▶ [Provided entries]
★ ★ ★ ★ ★ ★ ★
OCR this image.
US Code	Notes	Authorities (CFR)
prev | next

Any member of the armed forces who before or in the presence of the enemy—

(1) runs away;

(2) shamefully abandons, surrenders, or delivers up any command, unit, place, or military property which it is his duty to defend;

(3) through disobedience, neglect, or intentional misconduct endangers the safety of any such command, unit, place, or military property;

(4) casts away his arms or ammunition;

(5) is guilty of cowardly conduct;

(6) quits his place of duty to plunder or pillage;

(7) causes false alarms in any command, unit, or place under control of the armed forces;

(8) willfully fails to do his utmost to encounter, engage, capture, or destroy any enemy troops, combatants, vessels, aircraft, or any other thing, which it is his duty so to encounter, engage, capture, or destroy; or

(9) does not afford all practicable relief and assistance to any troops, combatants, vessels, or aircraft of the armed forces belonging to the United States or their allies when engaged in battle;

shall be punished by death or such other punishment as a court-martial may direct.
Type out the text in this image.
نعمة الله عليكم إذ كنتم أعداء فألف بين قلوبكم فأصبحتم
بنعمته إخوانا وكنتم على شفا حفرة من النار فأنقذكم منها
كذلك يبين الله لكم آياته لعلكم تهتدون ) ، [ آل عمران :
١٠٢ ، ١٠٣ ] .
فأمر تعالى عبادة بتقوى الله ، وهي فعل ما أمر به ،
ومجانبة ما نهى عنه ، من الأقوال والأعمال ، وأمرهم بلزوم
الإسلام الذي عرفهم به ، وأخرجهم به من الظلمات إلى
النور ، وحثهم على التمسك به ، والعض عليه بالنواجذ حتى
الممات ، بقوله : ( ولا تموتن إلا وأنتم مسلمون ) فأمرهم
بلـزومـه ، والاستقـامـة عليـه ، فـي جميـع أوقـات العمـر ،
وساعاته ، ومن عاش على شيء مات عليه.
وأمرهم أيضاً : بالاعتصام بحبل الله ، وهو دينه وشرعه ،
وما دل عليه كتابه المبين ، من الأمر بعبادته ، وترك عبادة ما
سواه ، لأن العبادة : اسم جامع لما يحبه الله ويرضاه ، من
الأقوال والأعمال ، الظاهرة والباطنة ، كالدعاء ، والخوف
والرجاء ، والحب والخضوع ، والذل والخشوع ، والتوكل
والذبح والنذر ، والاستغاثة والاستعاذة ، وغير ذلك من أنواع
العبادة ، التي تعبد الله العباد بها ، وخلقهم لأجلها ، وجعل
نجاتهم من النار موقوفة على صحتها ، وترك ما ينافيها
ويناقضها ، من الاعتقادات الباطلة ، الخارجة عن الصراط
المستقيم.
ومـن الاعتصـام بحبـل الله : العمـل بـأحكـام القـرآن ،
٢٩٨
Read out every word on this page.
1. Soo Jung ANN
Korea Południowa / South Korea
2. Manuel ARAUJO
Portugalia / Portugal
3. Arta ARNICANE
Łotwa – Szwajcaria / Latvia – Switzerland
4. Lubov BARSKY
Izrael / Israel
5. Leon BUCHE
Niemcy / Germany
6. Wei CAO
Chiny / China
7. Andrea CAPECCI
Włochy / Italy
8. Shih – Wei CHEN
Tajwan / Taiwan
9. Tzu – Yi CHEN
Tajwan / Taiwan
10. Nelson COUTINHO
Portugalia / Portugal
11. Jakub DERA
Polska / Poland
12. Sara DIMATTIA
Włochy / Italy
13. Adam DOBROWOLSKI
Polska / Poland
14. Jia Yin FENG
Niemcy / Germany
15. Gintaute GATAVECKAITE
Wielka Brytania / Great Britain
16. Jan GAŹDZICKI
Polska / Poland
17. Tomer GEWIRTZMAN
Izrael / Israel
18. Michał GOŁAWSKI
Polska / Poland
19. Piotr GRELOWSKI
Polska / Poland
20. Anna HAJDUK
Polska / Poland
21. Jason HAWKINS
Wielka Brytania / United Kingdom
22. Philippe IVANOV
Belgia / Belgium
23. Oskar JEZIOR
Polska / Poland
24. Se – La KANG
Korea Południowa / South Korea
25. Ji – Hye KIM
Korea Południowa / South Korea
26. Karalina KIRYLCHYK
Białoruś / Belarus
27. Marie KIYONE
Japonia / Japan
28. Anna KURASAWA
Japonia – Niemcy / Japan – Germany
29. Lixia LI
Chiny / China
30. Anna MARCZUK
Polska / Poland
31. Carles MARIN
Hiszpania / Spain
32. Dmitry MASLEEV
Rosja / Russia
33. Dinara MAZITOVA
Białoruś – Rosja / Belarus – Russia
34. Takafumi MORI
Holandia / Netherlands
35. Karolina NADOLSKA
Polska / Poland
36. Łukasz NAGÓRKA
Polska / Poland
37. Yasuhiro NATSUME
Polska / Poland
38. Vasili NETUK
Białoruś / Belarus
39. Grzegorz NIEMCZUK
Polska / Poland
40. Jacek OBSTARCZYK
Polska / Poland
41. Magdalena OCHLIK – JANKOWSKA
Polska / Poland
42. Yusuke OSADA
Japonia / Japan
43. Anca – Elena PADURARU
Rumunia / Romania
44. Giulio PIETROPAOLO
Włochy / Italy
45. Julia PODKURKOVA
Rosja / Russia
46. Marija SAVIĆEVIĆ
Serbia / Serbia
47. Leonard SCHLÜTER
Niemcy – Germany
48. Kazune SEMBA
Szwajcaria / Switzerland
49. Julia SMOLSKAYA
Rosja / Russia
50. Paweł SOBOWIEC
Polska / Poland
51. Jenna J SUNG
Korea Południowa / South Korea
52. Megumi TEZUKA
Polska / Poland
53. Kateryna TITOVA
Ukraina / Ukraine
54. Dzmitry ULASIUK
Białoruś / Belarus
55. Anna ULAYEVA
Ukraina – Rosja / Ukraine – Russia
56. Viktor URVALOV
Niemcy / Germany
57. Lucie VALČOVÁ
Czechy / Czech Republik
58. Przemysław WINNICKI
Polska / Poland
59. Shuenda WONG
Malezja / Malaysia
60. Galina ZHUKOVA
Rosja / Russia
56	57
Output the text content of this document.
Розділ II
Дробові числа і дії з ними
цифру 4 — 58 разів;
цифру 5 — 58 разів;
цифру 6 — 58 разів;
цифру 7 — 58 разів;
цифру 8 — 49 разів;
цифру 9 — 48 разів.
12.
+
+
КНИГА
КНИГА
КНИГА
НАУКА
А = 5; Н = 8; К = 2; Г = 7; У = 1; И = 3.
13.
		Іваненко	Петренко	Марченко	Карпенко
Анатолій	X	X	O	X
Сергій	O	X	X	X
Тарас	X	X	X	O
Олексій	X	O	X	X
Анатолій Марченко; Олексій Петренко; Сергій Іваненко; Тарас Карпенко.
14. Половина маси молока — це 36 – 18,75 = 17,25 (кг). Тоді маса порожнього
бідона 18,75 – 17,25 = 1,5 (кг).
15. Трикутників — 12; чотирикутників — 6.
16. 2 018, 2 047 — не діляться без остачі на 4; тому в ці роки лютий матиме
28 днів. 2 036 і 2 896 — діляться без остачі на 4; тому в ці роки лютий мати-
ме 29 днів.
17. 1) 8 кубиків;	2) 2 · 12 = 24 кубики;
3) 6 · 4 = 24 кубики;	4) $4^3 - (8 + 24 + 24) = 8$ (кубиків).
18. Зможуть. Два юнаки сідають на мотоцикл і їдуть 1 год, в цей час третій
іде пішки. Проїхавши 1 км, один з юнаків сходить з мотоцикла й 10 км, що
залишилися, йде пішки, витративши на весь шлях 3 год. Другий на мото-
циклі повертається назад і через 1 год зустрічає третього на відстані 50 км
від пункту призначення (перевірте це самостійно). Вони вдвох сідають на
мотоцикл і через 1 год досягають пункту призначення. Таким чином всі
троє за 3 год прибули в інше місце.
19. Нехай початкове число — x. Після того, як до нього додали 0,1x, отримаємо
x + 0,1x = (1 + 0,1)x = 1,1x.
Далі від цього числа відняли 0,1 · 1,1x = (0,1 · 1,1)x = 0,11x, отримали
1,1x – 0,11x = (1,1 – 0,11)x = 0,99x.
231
★ ★ ★ ★ ★ ★ ★
▶ [What is required]
Read the entries and pick out all lines that include the word "الله".

▶ [Correct response]
نعمة الله عليكم إذ كنتم أعداء فألف بين قلوبكم فأصبحتم
كذلك يبين الله لكم آياته لعلكم تهتدون ) ، [ آل عمران :
فأمر تعالى عبادة بتقوى الله ، وهي فعل ما أمر به ،
وأمرهم أيضاً : بالاعتصام بحبل الله ، وهو دينه وشرعه ،
سواه ، لأن العبادة : اسم جامع لما يحبه الله ويرضاه ، من
العبادة ، التي تعبد الله العباد بها ، وخلقهم لأجلها ، وجعل
ومـن الاعتصـام بحبـل الله : العمـل بـأحكـام القـرآن ،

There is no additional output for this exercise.